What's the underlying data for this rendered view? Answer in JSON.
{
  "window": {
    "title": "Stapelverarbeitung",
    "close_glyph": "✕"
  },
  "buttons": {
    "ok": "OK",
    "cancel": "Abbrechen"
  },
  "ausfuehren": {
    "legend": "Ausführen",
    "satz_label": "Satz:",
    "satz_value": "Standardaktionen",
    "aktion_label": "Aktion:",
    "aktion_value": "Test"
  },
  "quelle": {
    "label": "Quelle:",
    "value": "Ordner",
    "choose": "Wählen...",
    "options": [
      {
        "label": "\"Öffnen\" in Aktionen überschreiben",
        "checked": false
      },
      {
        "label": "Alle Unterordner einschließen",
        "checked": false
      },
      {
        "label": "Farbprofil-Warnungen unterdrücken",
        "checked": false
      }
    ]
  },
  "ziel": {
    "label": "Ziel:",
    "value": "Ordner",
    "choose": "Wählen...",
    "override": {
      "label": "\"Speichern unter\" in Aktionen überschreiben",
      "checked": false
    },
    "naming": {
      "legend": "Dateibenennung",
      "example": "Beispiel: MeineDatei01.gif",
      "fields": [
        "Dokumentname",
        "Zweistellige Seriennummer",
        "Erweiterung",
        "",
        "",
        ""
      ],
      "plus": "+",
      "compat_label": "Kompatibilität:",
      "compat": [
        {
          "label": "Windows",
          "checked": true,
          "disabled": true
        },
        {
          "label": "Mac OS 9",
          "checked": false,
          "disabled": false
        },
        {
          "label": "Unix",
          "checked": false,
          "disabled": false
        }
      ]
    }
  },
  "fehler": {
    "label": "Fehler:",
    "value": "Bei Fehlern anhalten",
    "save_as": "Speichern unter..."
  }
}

▶ _INSTRUCTIONS FOR THE TASK_: Transcribe the records above exactly as they appear.

▶ _WRITTEN SOLUTION_:
What's the underlying data for this rendered view? Answer in JSON.
{
  "window": {
    "title": "Stapelverarbeitung",
    "close_glyph": "✕"
  },
  "buttons": {
    "ok": "OK",
    "cancel": "Abbrechen"
  },
  "ausfuehren": {
    "legend": "Ausführen",
    "satz_label": "Satz:",
    "satz_value": "Standardaktionen",
    "aktion_label": "Aktion:",
    "aktion_value": "Test"
  },
  "quelle": {
    "label": "Quelle:",
    "value": "Ordner",
    "choose": "Wählen...",
    "options": [
      {
        "label": "\"Öffnen\" in Aktionen überschreiben",
        "checked": false
      },
      {
        "label": "Alle Unterordner einschließen",
        "checked": false
      },
      {
        "label": "Farbprofil-Warnungen unterdrücken",
        "checked": false
      }
    ]
  },
  "ziel": {
    "label": "Ziel:",
    "value": "Ordner",
    "choose": "Wählen...",
    "override": {
      "label": "\"Speichern unter\" in Aktionen überschreiben",
      "checked": false
    },
    "naming": {
      "legend": "Dateibenennung",
      "example": "Beispiel: MeineDatei01.gif",
      "fields": [
        "Dokumentname",
        "Zweistellige Seriennummer",
        "Erweiterung",
        "",
        "",
        ""
      ],
      "plus": "+",
      "compat_label": "Kompatibilität:",
      "compat": [
        {
          "label": "Windows",
          "checked": true,
          "disabled": true
        },
        {
          "label": "Mac OS 9",
          "checked": false,
          "disabled": false
        },
        {
          "label": "Unix",
          "checked": false,
          "disabled": false
        }
      ]
    }
  },
  "fehler": {
    "label": "Fehler:",
    "value": "Bei Fehlern anhalten",
    "save_as": "Speichern unter..."
  }
}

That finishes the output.